Print the listing below exactly.

**Listed records**
☆ ☆ ☆ ☆

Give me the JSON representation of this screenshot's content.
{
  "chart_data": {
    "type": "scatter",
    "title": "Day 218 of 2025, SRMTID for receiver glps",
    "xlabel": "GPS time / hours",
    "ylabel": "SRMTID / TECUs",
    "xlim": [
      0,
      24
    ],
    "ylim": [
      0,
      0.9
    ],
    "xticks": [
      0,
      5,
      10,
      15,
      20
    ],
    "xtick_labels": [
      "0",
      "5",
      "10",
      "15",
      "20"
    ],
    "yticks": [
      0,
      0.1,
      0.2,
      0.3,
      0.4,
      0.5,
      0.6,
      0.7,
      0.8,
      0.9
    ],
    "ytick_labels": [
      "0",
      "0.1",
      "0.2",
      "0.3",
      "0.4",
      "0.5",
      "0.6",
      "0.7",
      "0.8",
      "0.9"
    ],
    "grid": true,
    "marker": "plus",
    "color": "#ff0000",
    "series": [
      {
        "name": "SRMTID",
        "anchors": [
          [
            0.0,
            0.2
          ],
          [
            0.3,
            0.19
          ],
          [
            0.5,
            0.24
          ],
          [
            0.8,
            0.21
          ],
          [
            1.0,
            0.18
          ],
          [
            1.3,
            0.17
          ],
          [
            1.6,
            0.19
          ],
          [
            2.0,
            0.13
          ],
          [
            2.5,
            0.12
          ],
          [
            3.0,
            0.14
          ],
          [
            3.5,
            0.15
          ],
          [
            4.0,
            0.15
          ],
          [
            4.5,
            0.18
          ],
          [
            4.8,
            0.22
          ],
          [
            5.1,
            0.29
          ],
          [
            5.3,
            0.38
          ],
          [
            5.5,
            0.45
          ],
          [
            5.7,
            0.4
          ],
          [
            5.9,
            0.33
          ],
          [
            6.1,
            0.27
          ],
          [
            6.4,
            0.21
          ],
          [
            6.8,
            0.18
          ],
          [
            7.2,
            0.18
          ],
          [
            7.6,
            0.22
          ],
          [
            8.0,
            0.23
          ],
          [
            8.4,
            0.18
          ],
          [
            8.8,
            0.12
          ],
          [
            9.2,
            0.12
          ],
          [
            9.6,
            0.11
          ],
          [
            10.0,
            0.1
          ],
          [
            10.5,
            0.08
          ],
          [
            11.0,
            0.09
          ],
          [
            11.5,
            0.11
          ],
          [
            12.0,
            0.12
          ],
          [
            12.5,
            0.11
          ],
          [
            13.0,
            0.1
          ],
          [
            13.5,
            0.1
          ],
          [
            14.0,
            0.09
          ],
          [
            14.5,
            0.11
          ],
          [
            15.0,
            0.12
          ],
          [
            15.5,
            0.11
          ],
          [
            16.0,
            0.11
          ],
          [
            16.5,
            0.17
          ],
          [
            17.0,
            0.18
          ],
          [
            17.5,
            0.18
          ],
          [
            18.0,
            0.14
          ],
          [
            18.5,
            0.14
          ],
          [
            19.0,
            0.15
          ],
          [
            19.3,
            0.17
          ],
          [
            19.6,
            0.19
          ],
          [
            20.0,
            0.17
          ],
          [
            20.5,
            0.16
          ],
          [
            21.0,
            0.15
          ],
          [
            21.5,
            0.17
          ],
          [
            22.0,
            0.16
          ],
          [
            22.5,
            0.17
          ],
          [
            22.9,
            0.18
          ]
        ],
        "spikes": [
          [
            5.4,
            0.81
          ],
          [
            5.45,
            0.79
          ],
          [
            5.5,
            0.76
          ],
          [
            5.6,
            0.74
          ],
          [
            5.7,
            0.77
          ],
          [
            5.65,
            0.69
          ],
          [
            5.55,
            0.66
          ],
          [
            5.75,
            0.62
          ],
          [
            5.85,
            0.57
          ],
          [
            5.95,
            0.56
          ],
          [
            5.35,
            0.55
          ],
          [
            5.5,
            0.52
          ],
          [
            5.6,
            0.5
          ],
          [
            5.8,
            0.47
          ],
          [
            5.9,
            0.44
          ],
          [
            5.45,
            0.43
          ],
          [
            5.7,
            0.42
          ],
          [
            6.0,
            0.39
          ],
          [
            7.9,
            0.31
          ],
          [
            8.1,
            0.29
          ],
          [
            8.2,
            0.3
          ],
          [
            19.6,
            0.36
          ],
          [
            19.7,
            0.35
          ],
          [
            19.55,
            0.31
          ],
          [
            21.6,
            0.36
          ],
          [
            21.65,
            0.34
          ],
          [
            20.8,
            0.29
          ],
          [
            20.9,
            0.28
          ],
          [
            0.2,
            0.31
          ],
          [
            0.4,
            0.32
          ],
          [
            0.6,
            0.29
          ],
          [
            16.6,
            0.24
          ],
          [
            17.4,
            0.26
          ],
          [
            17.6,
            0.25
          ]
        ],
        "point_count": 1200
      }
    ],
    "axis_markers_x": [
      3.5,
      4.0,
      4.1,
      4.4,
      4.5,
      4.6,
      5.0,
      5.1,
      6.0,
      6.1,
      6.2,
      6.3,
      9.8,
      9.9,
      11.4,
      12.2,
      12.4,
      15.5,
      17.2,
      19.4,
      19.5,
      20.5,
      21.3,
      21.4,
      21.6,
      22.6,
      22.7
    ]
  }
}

☆ ☆ ☆ ☆

**Exercise answer**
Give me the JSON representation of this screenshot's content.
{
  "chart_data": {
    "type": "scatter",
    "title": "Day 218 of 2025, SRMTID for receiver glps",
    "xlabel": "GPS time / hours",
    "ylabel": "SRMTID / TECUs",
    "xlim": [
      0,
      24
    ],
    "ylim": [
      0,
      0.9
    ],
    "xticks": [
      0,
      5,
      10,
      15,
      20
    ],
    "xtick_labels": [
      "0",
      "5",
      "10",
      "15",
      "20"
    ],
    "yticks": [
      0,
      0.1,
      0.2,
      0.3,
      0.4,
      0.5,
      0.6,
      0.7,
      0.8,
      0.9
    ],
    "ytick_labels": [
      "0",
      "0.1",
      "0.2",
      "0.3",
      "0.4",
      "0.5",
      "0.6",
      "0.7",
      "0.8",
      "0.9"
    ],
    "grid": true,
    "marker": "plus",
    "color": "#ff0000",
    "series": [
      {
        "name": "SRMTID",
        "anchors": [
          [
            0.0,
            0.2
          ],
          [
            0.3,
            0.19
          ],
          [
            0.5,
            0.24
          ],
          [
            0.8,
            0.21
          ],
          [
            1.0,
            0.18
          ],
          [
            1.3,
            0.17
          ],
          [
            1.6,
            0.19
          ],
          [
            2.0,
            0.13
          ],
          [
            2.5,
            0.12
          ],
          [
            3.0,
            0.14
          ],
          [
            3.5,
            0.15
          ],
          [
            4.0,
            0.15
          ],
          [
            4.5,
            0.18
          ],
          [
            4.8,
            0.22
          ],
          [
            5.1,
            0.29
          ],
          [
            5.3,
            0.38
          ],
          [
            5.5,
            0.45
          ],
          [
            5.7,
            0.4
          ],
          [
            5.9,
            0.33
          ],
          [
            6.1,
            0.27
          ],
          [
            6.4,
            0.21
          ],
          [
            6.8,
            0.18
          ],
          [
            7.2,
            0.18
          ],
          [
            7.6,
            0.22
          ],
          [
            8.0,
            0.23
          ],
          [
            8.4,
            0.18
          ],
          [
            8.8,
            0.12
          ],
          [
            9.2,
            0.12
          ],
          [
            9.6,
            0.11
          ],
          [
            10.0,
            0.1
          ],
          [
            10.5,
            0.08
          ],
          [
            11.0,
            0.09
          ],
          [
            11.5,
            0.11
          ],
          [
            12.0,
            0.12
          ],
          [
            12.5,
            0.11
          ],
          [
            13.0,
            0.1
          ],
          [
            13.5,
            0.1
          ],
          [
            14.0,
            0.09
          ],
          [
            14.5,
            0.11
          ],
          [
            15.0,
            0.12
          ],
          [
            15.5,
            0.11
          ],
          [
            16.0,
            0.11
          ],
          [
            16.5,
            0.17
          ],
          [
            17.0,
            0.18
          ],
          [
            17.5,
            0.18
          ],
          [
            18.0,
            0.14
          ],
          [
            18.5,
            0.14
          ],
          [
            19.0,
            0.15
          ],
          [
            19.3,
            0.17
          ],
          [
            19.6,
            0.19
          ],
          [
            20.0,
            0.17
          ],
          [
            20.5,
            0.16
          ],
          [
            21.0,
            0.15
          ],
          [
            21.5,
            0.17
          ],
          [
            22.0,
            0.16
          ],
          [
            22.5,
            0.17
          ],
          [
            22.9,
            0.18
          ]
        ],
        "spikes": [
          [
            5.4,
            0.81
          ],
          [
            5.45,
            0.79
          ],
          [
            5.5,
            0.76
          ],
          [
            5.6,
            0.74
          ],
          [
            5.7,
            0.77
          ],
          [
            5.65,
            0.69
          ],
          [
            5.55,
            0.66
          ],
          [
            5.75,
            0.62
          ],
          [
            5.85,
            0.57
          ],
          [
            5.95,
            0.56
          ],
          [
            5.35,
            0.55
          ],
          [
            5.5,
            0.52
          ],
          [
            5.6,
            0.5
          ],
          [
            5.8,
            0.47
          ],
          [
            5.9,
            0.44
          ],
          [
            5.45,
            0.43
          ],
          [
            5.7,
            0.42
          ],
          [
            6.0,
            0.39
          ],
          [
            7.9,
            0.31
          ],
          [
            8.1,
            0.29
          ],
          [
            8.2,
            0.3
          ],
          [
            19.6,
            0.36
          ],
          [
            19.7,
            0.35
          ],
          [
            19.55,
            0.31
          ],
          [
            21.6,
            0.36
          ],
          [
            21.65,
            0.34
          ],
          [
            20.8,
            0.29
          ],
          [
            20.9,
            0.28
          ],
          [
            0.2,
            0.31
          ],
          [
            0.4,
            0.32
          ],
          [
            0.6,
            0.29
          ],
          [
            16.6,
            0.24
          ],
          [
            17.4,
            0.26
          ],
          [
            17.6,
            0.25
          ]
        ],
        "point_count": 1200
      }
    ],
    "axis_markers_x": [
      3.5,
      4.0,
      4.1,
      4.4,
      4.5,
      4.6,
      5.0,
      5.1,
      6.0,
      6.1,
      6.2,
      6.3,
      9.8,
      9.9,
      11.4,
      12.2,
      12.4,
      15.5,
      17.2,
      19.4,
      19.5,
      20.5,
      21.3,
      21.4,
      21.6,
      22.6,
      22.7
    ]
  }
}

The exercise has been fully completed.